[Stated goal]
Pick out each line below that contains the word "Here". Letter case counts.

[Dataset extract]
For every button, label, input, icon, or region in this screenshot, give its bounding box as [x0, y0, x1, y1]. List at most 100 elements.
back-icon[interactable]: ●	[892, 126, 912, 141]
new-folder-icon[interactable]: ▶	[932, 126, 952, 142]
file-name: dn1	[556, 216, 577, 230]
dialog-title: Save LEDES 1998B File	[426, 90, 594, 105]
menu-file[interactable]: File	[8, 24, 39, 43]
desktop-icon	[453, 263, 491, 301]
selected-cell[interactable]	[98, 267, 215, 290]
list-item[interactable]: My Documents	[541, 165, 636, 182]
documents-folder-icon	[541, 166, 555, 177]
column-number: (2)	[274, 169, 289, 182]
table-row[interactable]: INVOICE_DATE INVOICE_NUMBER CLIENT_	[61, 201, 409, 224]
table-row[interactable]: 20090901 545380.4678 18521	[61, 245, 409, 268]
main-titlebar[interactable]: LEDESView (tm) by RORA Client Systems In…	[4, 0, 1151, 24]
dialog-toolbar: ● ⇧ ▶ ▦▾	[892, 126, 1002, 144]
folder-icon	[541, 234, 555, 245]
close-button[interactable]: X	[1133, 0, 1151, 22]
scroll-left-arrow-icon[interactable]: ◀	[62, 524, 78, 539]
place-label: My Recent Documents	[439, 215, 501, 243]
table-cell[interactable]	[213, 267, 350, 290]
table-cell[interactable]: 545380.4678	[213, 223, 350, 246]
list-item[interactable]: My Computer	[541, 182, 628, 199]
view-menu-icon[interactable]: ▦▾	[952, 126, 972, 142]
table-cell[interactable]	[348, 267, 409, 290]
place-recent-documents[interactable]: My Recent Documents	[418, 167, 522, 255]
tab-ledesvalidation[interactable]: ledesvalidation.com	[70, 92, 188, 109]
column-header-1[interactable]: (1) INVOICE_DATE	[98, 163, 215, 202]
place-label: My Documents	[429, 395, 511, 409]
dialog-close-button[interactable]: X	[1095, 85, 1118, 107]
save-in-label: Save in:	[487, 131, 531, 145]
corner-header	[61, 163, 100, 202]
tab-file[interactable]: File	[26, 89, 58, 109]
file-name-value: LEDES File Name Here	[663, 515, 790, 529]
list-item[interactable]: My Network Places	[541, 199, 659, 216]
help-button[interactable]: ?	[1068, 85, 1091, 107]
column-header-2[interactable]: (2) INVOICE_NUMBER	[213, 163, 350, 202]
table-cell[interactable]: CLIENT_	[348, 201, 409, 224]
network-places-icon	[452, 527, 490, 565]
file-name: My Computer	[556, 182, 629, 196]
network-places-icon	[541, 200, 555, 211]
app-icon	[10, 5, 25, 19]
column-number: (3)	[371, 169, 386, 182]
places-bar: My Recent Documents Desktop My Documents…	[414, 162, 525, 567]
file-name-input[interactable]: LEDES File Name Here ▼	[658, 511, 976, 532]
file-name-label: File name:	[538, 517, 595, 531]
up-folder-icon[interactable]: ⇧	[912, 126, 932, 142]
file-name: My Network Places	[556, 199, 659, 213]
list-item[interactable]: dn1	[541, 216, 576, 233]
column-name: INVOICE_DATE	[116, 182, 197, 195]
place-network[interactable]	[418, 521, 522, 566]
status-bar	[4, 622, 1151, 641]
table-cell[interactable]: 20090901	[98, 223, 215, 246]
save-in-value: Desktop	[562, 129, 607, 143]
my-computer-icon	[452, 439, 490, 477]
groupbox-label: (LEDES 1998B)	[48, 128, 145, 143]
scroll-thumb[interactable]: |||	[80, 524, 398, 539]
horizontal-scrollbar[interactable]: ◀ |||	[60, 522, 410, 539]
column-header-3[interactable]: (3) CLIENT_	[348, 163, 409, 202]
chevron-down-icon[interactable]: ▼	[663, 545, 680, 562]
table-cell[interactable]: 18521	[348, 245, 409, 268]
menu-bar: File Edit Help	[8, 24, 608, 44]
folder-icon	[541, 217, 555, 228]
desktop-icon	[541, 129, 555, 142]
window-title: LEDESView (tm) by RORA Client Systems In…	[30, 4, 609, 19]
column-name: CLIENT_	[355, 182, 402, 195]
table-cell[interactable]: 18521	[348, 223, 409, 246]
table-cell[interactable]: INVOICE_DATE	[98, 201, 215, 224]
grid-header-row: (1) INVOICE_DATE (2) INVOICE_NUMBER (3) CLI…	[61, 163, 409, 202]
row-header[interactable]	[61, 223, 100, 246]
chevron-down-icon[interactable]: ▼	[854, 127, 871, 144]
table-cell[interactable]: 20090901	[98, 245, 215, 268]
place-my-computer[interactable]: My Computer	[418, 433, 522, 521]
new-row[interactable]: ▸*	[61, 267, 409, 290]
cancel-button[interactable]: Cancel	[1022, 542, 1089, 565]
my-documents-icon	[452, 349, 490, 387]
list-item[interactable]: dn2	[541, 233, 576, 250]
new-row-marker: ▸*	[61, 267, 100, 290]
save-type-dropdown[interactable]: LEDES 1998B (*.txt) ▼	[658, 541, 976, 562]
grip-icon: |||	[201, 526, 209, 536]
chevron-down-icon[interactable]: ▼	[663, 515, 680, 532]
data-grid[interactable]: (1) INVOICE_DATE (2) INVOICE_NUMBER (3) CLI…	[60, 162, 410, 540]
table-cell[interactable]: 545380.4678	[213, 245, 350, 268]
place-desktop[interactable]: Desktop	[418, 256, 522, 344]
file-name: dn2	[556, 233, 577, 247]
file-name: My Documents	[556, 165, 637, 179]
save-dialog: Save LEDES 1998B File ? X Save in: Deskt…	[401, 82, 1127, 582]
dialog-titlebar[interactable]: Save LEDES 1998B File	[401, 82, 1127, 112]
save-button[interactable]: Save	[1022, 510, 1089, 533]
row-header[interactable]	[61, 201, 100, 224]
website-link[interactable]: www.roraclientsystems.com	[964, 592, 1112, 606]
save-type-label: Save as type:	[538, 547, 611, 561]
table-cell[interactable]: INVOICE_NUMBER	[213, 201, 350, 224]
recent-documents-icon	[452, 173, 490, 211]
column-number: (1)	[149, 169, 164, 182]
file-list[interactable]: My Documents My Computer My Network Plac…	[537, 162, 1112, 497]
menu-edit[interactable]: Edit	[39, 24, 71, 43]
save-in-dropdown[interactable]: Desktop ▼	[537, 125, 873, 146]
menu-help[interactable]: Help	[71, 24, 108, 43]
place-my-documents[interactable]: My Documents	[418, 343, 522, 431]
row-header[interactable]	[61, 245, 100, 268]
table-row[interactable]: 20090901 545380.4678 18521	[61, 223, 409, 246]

[Complete response]
file-name-value: LEDES File Name Here	[663, 515, 790, 529]
file-name-input[interactable]: LEDES File Name Here ▼	[658, 511, 976, 532]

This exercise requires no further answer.